Begin Records provided
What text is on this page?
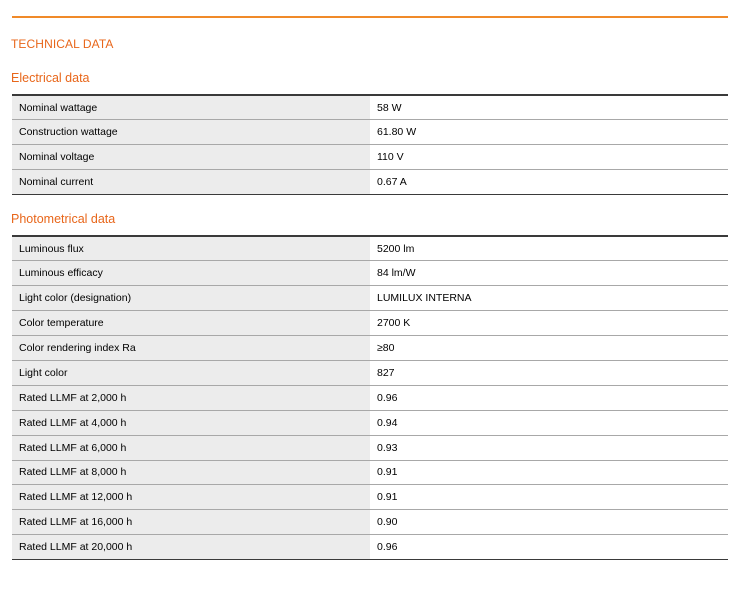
TECHNICAL DATA
Electrical data
Nominal wattage	58 W
Construction wattage	61.80 W
Nominal voltage	110 V
Nominal current	0.67 A
Photometrical data
Luminous flux	5200 lm
Luminous efficacy	84 lm/W
Light color (designation)	LUMILUX INTERNA
Color temperature	2700 K
Color rendering index Ra	≥80
Light color	827
Rated LLMF at 2,000 h	0.96
Rated LLMF at 4,000 h	0.94
Rated LLMF at 6,000 h	0.93
Rated LLMF at 8,000 h	0.91
Rated LLMF at 12,000 h	0.91
Rated LLMF at 16,000 h	0.90
Rated LLMF at 20,000 h	0.96
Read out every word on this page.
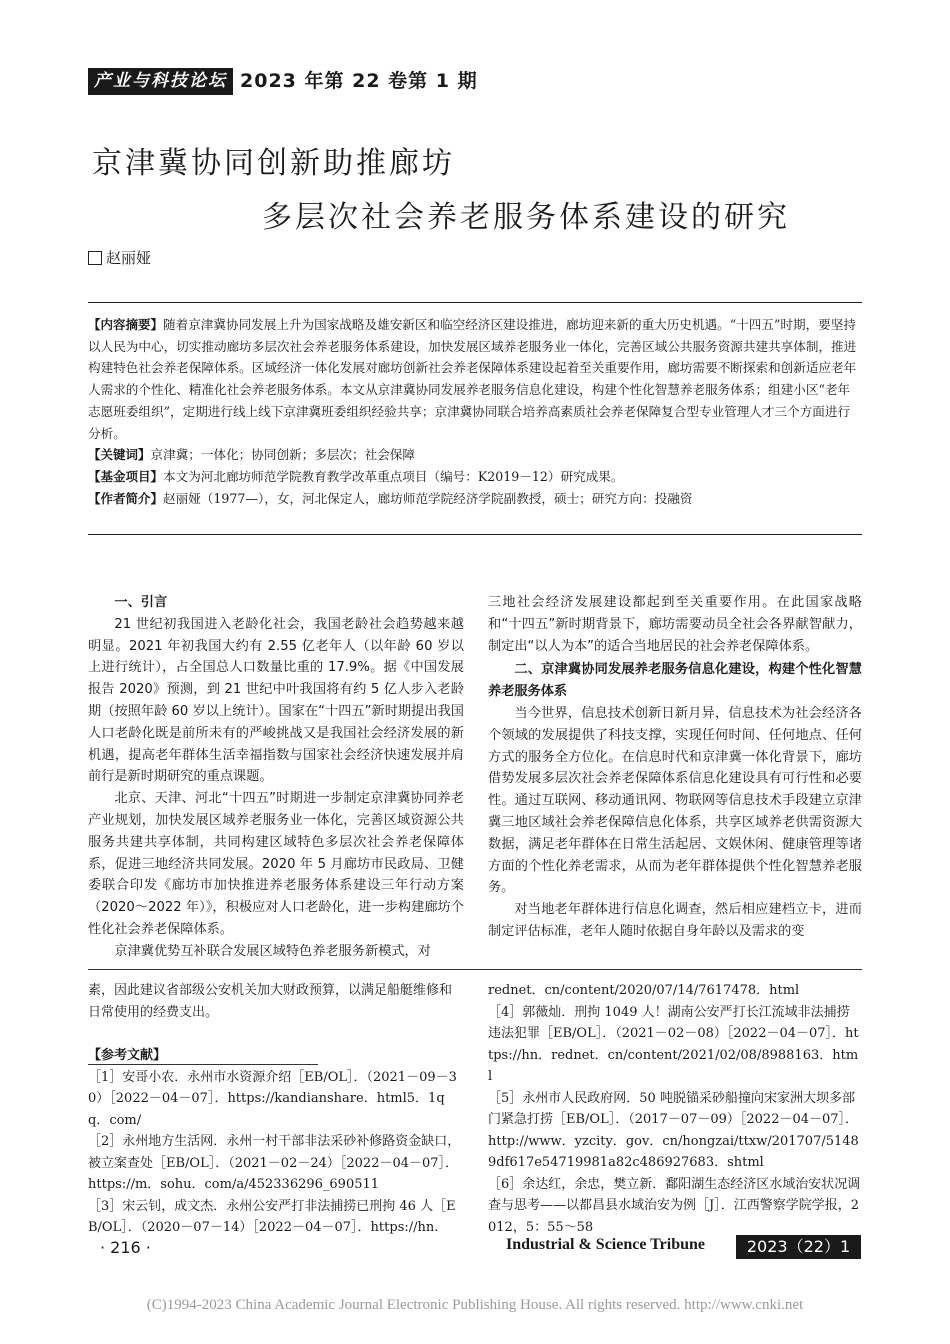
产业与科技论坛 2023 年第 22 卷第 1 期
京津冀协同创新助推廊坊
多层次社会养老服务体系建设的研究
赵丽娅

【内容摘要】随着京津冀协同发展上升为国家战略及雄安新区和临空经济区建设推进，廊坊迎来新的重大历史机遇。“十四五”时期，要坚持以人民为中心，切实推动廊坊多层次社会养老服务体系建设，加快发展区域养老服务业一体化，完善区域公共服务资源共建共享体制，推进构建特色社会养老保障体系。区域经济一体化发展对廊坊创新社会养老保障体系建设起着至关重要作用，廊坊需要不断探索和创新适应老年人需求的个性化、精准化社会养老服务体系。本文从京津冀协同发展养老服务信息化建设，构建个性化智慧养老服务体系；组建小区“老年志愿班委组织”，定期进行线上线下京津冀班委组织经验共享；京津冀协同联合培养高素质社会养老保障复合型专业管理人才三个方面进行分析。

【关键词】京津冀；一体化；协同创新；多层次；社会保障

【基金项目】本文为河北廊坊师范学院教育教学改革重点项目（编号：K2019－12）研究成果。

【作者简介】赵丽娅（1977—），女，河北保定人，廊坊师范学院经济学院副教授，硕士；研究方向：投融资

一、引言

21 世纪初我国进入老龄化社会，我国老龄社会趋势越来越明显。2021 年初我国大约有 2.55 亿老年人（以年龄 60 岁以上进行统计），占全国总人口数量比重的 17.9%。据《中国发展报告 2020》预测，到 21 世纪中叶我国将有约 5 亿人步入老龄期（按照年龄 60 岁以上统计）。国家在“十四五”新时期提出我国人口老龄化既是前所未有的严峻挑战又是我国社会经济发展的新机遇，提高老年群体生活幸福指数与国家社会经济快速发展并肩前行是新时期研究的重点课题。

北京、天津、河北“十四五”时期进一步制定京津冀协同养老产业规划，加快发展区域养老服务业一体化，完善区域资源公共服务共建共享体制，共同构建区域特色多层次社会养老保障体系，促进三地经济共同发展。2020 年 5 月廊坊市民政局、卫健委联合印发《廊坊市加快推进养老服务体系建设三年行动方案（2020～2022 年）》，积极应对人口老龄化，进一步构建廊坊个性化社会养老保障体系。

京津冀优势互补联合发展区域特色养老服务新模式，对

三地社会经济发展建设都起到至关重要作用。在此国家战略和“十四五”新时期背景下，廊坊需要动员全社会各界献智献力，制定出“以人为本”的适合当地居民的社会养老保障体系。

二、京津冀协同发展养老服务信息化建设，构建个性化智慧养老服务体系

当今世界，信息技术创新日新月异，信息技术为社会经济各个领域的发展提供了科技支撑，实现任何时间、任何地点、任何方式的服务全方位化。在信息时代和京津冀一体化背景下，廊坊借势发展多层次社会养老保障体系信息化建设具有可行性和必要性。通过互联网、移动通讯网、物联网等信息技术手段建立京津冀三地区域社会养老保障信息化体系，共享区域养老供需资源大数据，满足老年群体在日常生活起居、文娱休闲、健康管理等诸方面的个性化养老需求，从而为老年群体提供个性化智慧养老服务。

对当地老年群体进行信息化调查，然后相应建档立卡，进而制定评估标准，老年人随时依据自身年龄以及需求的变

素，因此建议省部级公安机关加大财政预算，以满足船艇维修和日常使用的经费支出。

【参考文献】

［1］安哥小农．永州市水资源介绍［EB/OL］．（2021－09－30）［2022－04－07］．https://kandianshare．html5．1qq．com/

［2］永州地方生活网．永州一村干部非法采砂补修路资金缺口，被立案查处［EB/OL］．（2021－02－24）［2022－04－07］．https://m．sohu．com/a/452336296_690511

［3］宋云钊，成文杰．永州公安严打非法捕捞已刑拘 46 人［EB/OL］．（2020－07－14）［2022－04－07］．https://hn.

rednet．cn/content/2020/07/14/7617478．html

［4］郭薇灿．刑拘 1049 人！湖南公安严打长江流域非法捕捞违法犯罪［EB/OL］．（2021－02－08）［2022－04－07］．https://hn．rednet．cn/content/2021/02/08/8988163．html

［5］永州市人民政府网．50 吨脱锚采砂船撞向宋家洲大坝多部门紧急打捞［EB/OL］．（2017－07－09）［2022－04－07］．http://www．yzcity．gov．cn/hongzai/ttxw/201707/51489df617e54719981a82c486927683．shtml

［6］余达红，余忠，樊立新．鄱阳湖生态经济区水域治安状况调查与思考——以都昌县水域治安为例［J］．江西警察学院学报，2012，5：55～58

· 216 ·	Industrial & Science Tribune	2023（22）1
(C)1994-2023 China Academic Journal Electronic Publishing House. All rights reserved. http://www.cnki.net
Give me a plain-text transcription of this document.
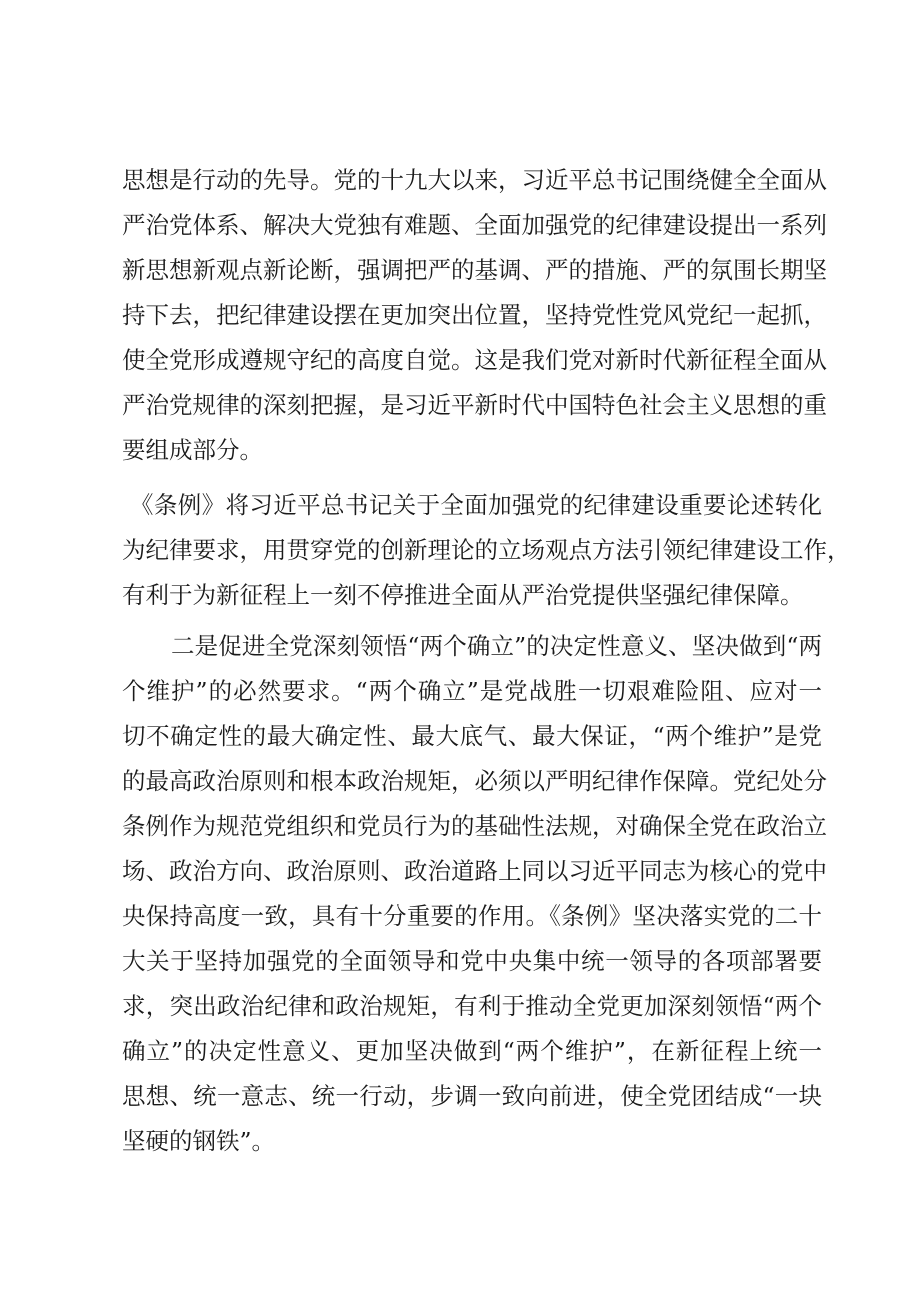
思想是行动的先导。党的十九大以来，习近平总书记围绕健全全面从
严治党体系、解决大党独有难题、全面加强党的纪律建设提出一系列
新思想新观点新论断，强调把严的基调、严的措施、严的氛围长期坚
持下去，把纪律建设摆在更加突出位置，坚持党性党风党纪一起抓，
使全党形成遵规守纪的高度自觉。这是我们党对新时代新征程全面从
严治党规律的深刻把握，是习近平新时代中国特色社会主义思想的重
要组成部分。
《条例》将习近平总书记关于全面加强党的纪律建设重要论述转化
为纪律要求，用贯穿党的创新理论的立场观点方法引领纪律建设工作，
有利于为新征程上一刻不停推进全面从严治党提供坚强纪律保障。
二是促进全党深刻领悟“两个确立”的决定性意义、坚决做到“两
个维护”的必然要求。“两个确立”是党战胜一切艰难险阻、应对一
切不确定性的最大确定性、最大底气、最大保证，“两个维护”是党
的最高政治原则和根本政治规矩，必须以严明纪律作保障。党纪处分
条例作为规范党组织和党员行为的基础性法规，对确保全党在政治立
场、政治方向、政治原则、政治道路上同以习近平同志为核心的党中
央保持高度一致，具有十分重要的作用。《条例》坚决落实党的二十
大关于坚持加强党的全面领导和党中央集中统一领导的各项部署要
求，突出政治纪律和政治规矩，有利于推动全党更加深刻领悟“两个
确立”的决定性意义、更加坚决做到“两个维护”，在新征程上统一
思想、统一意志、统一行动，步调一致向前进，使全党团结成“一块
坚硬的钢铁”。
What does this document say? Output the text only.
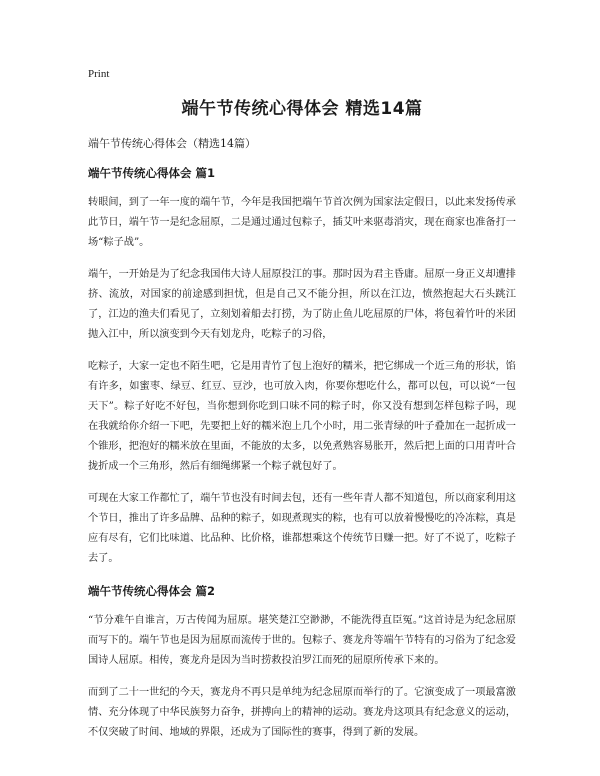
Print
端午节传统心得体会 精选14篇
端午节传统心得体会（精选14篇）
端午节传统心得体会 篇1

转眼间，到了一年一度的端午节，今年是我国把端午节首次例为国家法定假日，以此来发扬传承此节日，端午节一是纪念屈原，二是通过通过包粽子，插艾叶来驱毒消灾，现在商家也准备打一场“粽子战”。

端午，一开始是为了纪念我国伟大诗人屈原投江的事。那时因为君主昏庸。屈原一身正义却遭排挤、流放，对国家的前途感到担忧，但是自己又不能分担，所以在江边，愤然抱起大石头跳江了，江边的渔夫们看见了，立刻划着船去打捞，为了防止鱼儿吃屈原的尸体，将包着竹叶的米团抛入江中，所以演变到今天有划龙舟，吃粽子的习俗，

吃粽子，大家一定也不陌生吧，它是用青竹了包上泡好的糯米，把它绑成一个近三角的形状，馅有许多，如蜜枣、绿豆、红豆、豆沙，也可放入肉，你要你想吃什么，都可以包，可以说“一包天下”。粽子好吃不好包，当你想到你吃到口味不同的粽子时，你又没有想到怎样包粽子吗，现在我就给你介绍一下吧，先要把上好的糯米泡上几个小时，用二张青绿的叶子叠加在一起折成一个锥形，把泡好的糯米放在里面，不能放的太多，以免煮熟容易胀开，然后把上面的口用青叶合拢折成一个三角形，然后有细绳绑紧一个粽子就包好了。

可现在大家工作都忙了，端午节也没有时间去包，还有一些年青人都不知道包，所以商家利用这个节日，推出了许多品牌、品种的粽子，如现煮现实的粽，也有可以放着慢慢吃的冷冻粽，真是应有尽有，它们比味道、比品种、比价格，谁都想乘这个传统节日赚一把。好了不说了，吃粽子去了。

端午节传统心得体会 篇2

“节分难午自谁言，万古传闻为屈原。堪笑楚江空渺渺，不能洗得直臣冤。”这首诗是为纪念屈原而写下的。端午节也是因为屈原而流传于世的。包粽子、赛龙舟等端午节特有的习俗为了纪念爱国诗人屈原。相传，赛龙舟是因为当时捞救投泊罗江而死的屈原所传承下来的。

而到了二十一世纪的今天，赛龙舟不再只是单纯为纪念屈原而举行的了。它演变成了一项最富激情、充分体现了中华民族努力奋争，拼搏向上的精神的运动。赛龙舟这项具有纪念意义的运动，不仅突破了时间、地域的界限，还成为了国际性的赛事，得到了新的发展。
End Records provided
__What you are asked to do__. Pull out all lines containing "Light".

__Completed exercise__.
Light color (designation)	LUMILUX INTERNA
Light color	827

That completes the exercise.